STATED TASK:
The data below is to be returned in full and exactly.

★ ★ ★ ★ ★

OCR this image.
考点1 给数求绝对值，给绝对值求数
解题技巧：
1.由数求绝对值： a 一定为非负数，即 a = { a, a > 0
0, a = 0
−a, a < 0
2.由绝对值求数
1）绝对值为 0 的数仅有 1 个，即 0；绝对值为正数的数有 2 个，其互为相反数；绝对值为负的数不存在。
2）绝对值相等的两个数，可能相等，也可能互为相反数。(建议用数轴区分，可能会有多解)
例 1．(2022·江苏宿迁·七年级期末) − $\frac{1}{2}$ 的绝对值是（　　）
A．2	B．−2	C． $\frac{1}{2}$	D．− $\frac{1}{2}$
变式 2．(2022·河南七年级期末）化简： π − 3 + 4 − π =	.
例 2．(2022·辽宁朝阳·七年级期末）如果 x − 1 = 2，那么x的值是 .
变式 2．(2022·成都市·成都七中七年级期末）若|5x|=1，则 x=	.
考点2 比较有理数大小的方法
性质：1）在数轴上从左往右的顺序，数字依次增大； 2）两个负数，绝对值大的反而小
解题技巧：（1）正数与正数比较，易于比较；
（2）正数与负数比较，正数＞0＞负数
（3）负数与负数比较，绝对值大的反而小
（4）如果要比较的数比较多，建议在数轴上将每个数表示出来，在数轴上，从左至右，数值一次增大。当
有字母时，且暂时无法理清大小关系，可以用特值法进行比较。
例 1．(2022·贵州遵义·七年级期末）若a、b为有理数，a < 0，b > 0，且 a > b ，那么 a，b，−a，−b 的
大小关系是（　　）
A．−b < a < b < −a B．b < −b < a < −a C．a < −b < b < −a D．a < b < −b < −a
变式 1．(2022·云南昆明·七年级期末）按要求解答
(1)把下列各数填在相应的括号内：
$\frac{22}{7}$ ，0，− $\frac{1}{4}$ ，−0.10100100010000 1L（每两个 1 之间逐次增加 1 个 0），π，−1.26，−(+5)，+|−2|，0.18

★ ★ ★ ★ ★

FULL SOLUTION:
OCR this image.
考点1 给数求绝对值，给绝对值求数
解题技巧：
1.由数求绝对值： a 一定为非负数，即 a = { a, a > 0
0, a = 0
−a, a < 0
2.由绝对值求数
1）绝对值为 0 的数仅有 1 个，即 0；绝对值为正数的数有 2 个，其互为相反数；绝对值为负的数不存在。
2）绝对值相等的两个数，可能相等，也可能互为相反数。(建议用数轴区分，可能会有多解)
例 1．(2022·江苏宿迁·七年级期末) − $\frac{1}{2}$ 的绝对值是（　　）
A．2	B．−2	C． $\frac{1}{2}$	D．− $\frac{1}{2}$
变式 2．(2022·河南七年级期末）化简： π − 3 + 4 − π =	.
例 2．(2022·辽宁朝阳·七年级期末）如果 x − 1 = 2，那么x的值是 .
变式 2．(2022·成都市·成都七中七年级期末）若|5x|=1，则 x=	.
考点2 比较有理数大小的方法
性质：1）在数轴上从左往右的顺序，数字依次增大； 2）两个负数，绝对值大的反而小
解题技巧：（1）正数与正数比较，易于比较；
（2）正数与负数比较，正数＞0＞负数
（3）负数与负数比较，绝对值大的反而小
（4）如果要比较的数比较多，建议在数轴上将每个数表示出来，在数轴上，从左至右，数值一次增大。当
有字母时，且暂时无法理清大小关系，可以用特值法进行比较。
例 1．(2022·贵州遵义·七年级期末）若a、b为有理数，a < 0，b > 0，且 a > b ，那么 a，b，−a，−b 的
大小关系是（　　）
A．−b < a < b < −a B．b < −b < a < −a C．a < −b < b < −a D．a < b < −b < −a
变式 1．(2022·云南昆明·七年级期末）按要求解答
(1)把下列各数填在相应的括号内：
$\frac{22}{7}$ ，0，− $\frac{1}{4}$ ，−0.10100100010000 1L（每两个 1 之间逐次增加 1 个 0），π，−1.26，−(+5)，+|−2|，0.18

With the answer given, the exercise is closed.